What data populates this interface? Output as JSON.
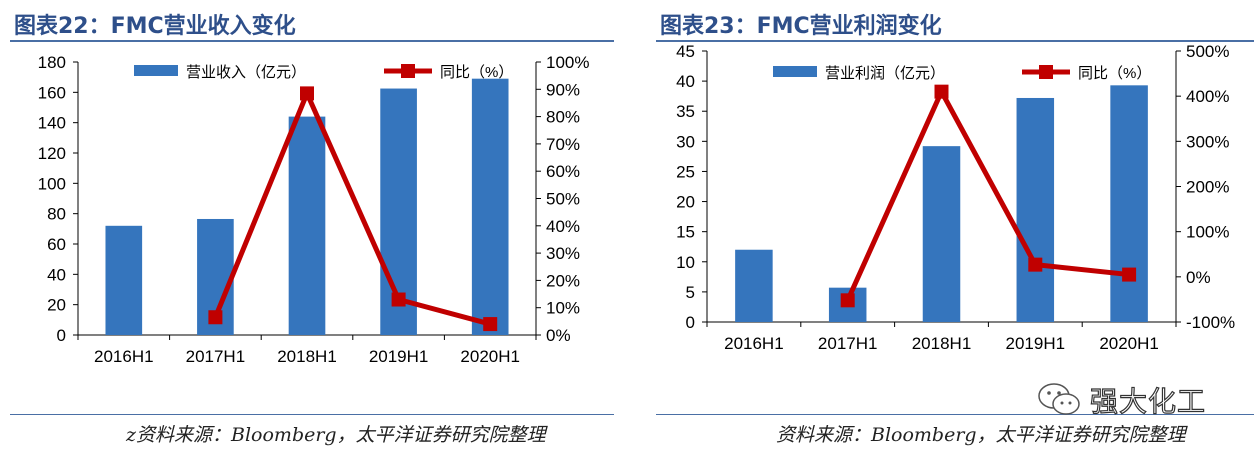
{
  "colors": {
    "bar": "#3575bd",
    "line": "#c00000",
    "title": "#2e4f8a",
    "rule": "#4a6fa5"
  },
  "watermark": {
    "text": "强大化工",
    "icon": "wechat-icon"
  },
  "charts": {
    "left": {
      "title": "图表22：FMC营业收入变化",
      "source": "z资料来源：Bloomberg，太平洋证券研究院整理"
    },
    "right": {
      "title": "图表23：FMC营业利润变化",
      "source": "资料来源：Bloomberg，太平洋证券研究院整理"
    }
  },
  "chart_data": [
    {
      "type": "bar",
      "title": "图表22：FMC营业收入变化",
      "categories": [
        "2016H1",
        "2017H1",
        "2018H1",
        "2019H1",
        "2020H1"
      ],
      "series": [
        {
          "name": "营业收入（亿元）",
          "type": "bar",
          "axis": "left",
          "values": [
            72,
            76.5,
            144,
            162.5,
            169
          ]
        },
        {
          "name": "同比（%）",
          "type": "line",
          "axis": "right",
          "values": [
            null,
            6.5,
            88.5,
            13,
            4
          ]
        }
      ],
      "y_left": {
        "min": 0,
        "max": 180,
        "step": 20,
        "ticks": [
          "0",
          "20",
          "40",
          "60",
          "80",
          "100",
          "120",
          "140",
          "160",
          "180"
        ]
      },
      "y_right": {
        "min": 0,
        "max": 100,
        "step": 10,
        "ticks": [
          "0%",
          "10%",
          "20%",
          "30%",
          "40%",
          "50%",
          "60%",
          "70%",
          "80%",
          "90%",
          "100%"
        ]
      },
      "legend": "top",
      "grid": false
    },
    {
      "type": "bar",
      "title": "图表23：FMC营业利润变化",
      "categories": [
        "2016H1",
        "2017H1",
        "2018H1",
        "2019H1",
        "2020H1"
      ],
      "series": [
        {
          "name": "营业利润（亿元）",
          "type": "bar",
          "axis": "left",
          "values": [
            12,
            5.7,
            29.2,
            37.2,
            39.3
          ]
        },
        {
          "name": "同比（%）",
          "type": "line",
          "axis": "right",
          "values": [
            null,
            -52,
            410,
            27,
            5
          ]
        }
      ],
      "y_left": {
        "min": 0,
        "max": 45,
        "step": 5,
        "ticks": [
          "0",
          "5",
          "10",
          "15",
          "20",
          "25",
          "30",
          "35",
          "40",
          "45"
        ]
      },
      "y_right": {
        "min": -100,
        "max": 500,
        "step": 100,
        "ticks": [
          "-100%",
          "0%",
          "100%",
          "200%",
          "300%",
          "400%",
          "500%"
        ]
      },
      "legend": "top",
      "grid": false
    }
  ]
}
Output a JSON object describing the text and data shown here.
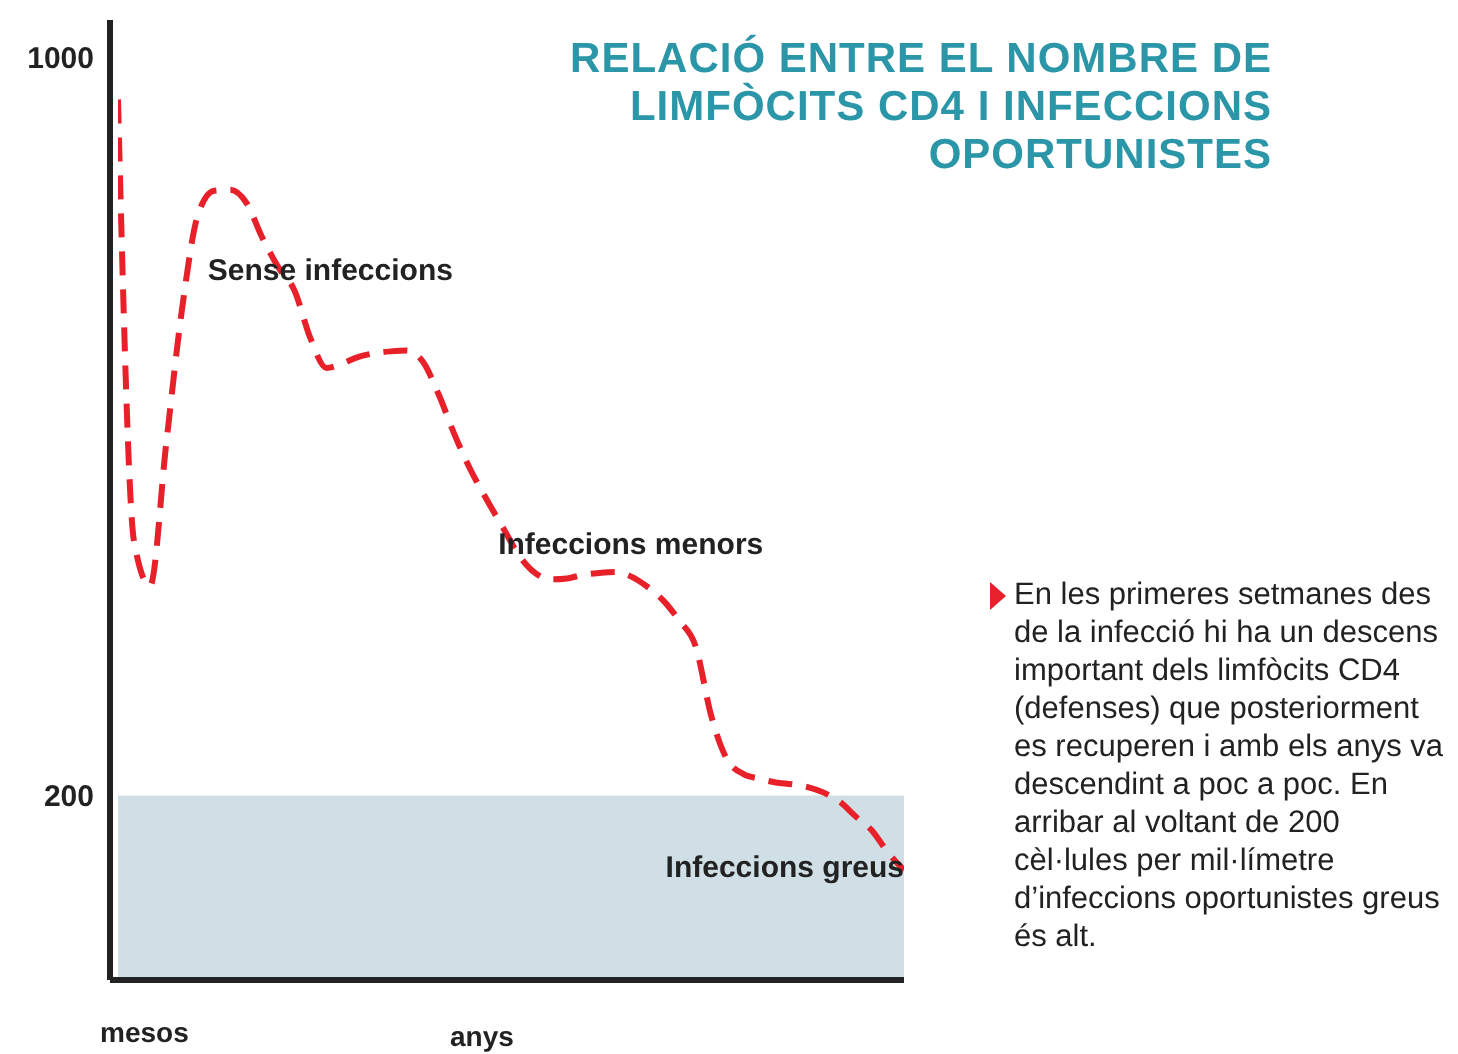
{
  "chart_data": {
    "type": "line",
    "title": "RELACIÓ ENTRE EL NOMBRE DE LIMFÒCITS CD4 I INFECCIONS OPORTUNISTES",
    "categories": [
      null,
      null,
      null,
      null,
      null,
      null,
      null,
      null,
      null,
      null,
      null,
      null,
      null,
      null,
      null,
      null,
      null,
      null,
      null,
      null,
      null,
      null,
      null,
      null,
      null,
      null,
      null,
      null,
      null,
      null,
      null,
      null,
      null,
      null,
      null,
      null,
      null,
      null,
      null,
      null,
      null,
      null,
      null,
      null,
      null,
      null,
      null,
      null,
      null,
      null
    ],
    "series": [
      {
        "color": "#e8202a",
        "line_style": "dashed",
        "values": [
          954,
          475,
          427,
          580,
          728,
          830,
          855,
          856,
          842,
          804,
          772,
          747,
          695,
          663,
          668,
          675,
          679,
          681,
          682,
          670,
          634,
          590,
          552,
          520,
          490,
          460,
          441,
          434,
          435,
          439,
          441,
          442,
          437,
          426,
          411,
          389,
          362,
          285,
          238,
          223,
          218,
          214,
          212,
          209,
          203,
          193,
          177,
          162,
          138,
          119
        ]
      }
    ],
    "ylim": [
      0,
      1040
    ],
    "yticks": [
      200,
      1000
    ],
    "tick_labels": "y",
    "bands": [
      {
        "axis": "y",
        "from": 0,
        "to": 200,
        "label": "Infeccions greus",
        "color": "#d0dfe6"
      }
    ],
    "annotations": [
      "Sense infeccions",
      "Infeccions menors",
      "mesos",
      "anys",
      "En les primeres setmanes des de la infecció hi ha un descens important dels limfòcits CD4 (defenses) que posteriorment es recuperen i amb els anys va descendint a poc a poc. En arribar al voltant de 200 cèl·lules per mil·límetre d’infeccions oportunistes greus és alt."
    ]
  }
}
::::::
WHAT YOU HAVE TO DO:
Read the entries and show each line that mentions "source".

EXERCISE ANSWER:
      "source": "z资料来源：Bloomberg，太平洋证券研究院整理"
      "source": "资料来源：Bloomberg，太平洋证券研究院整理"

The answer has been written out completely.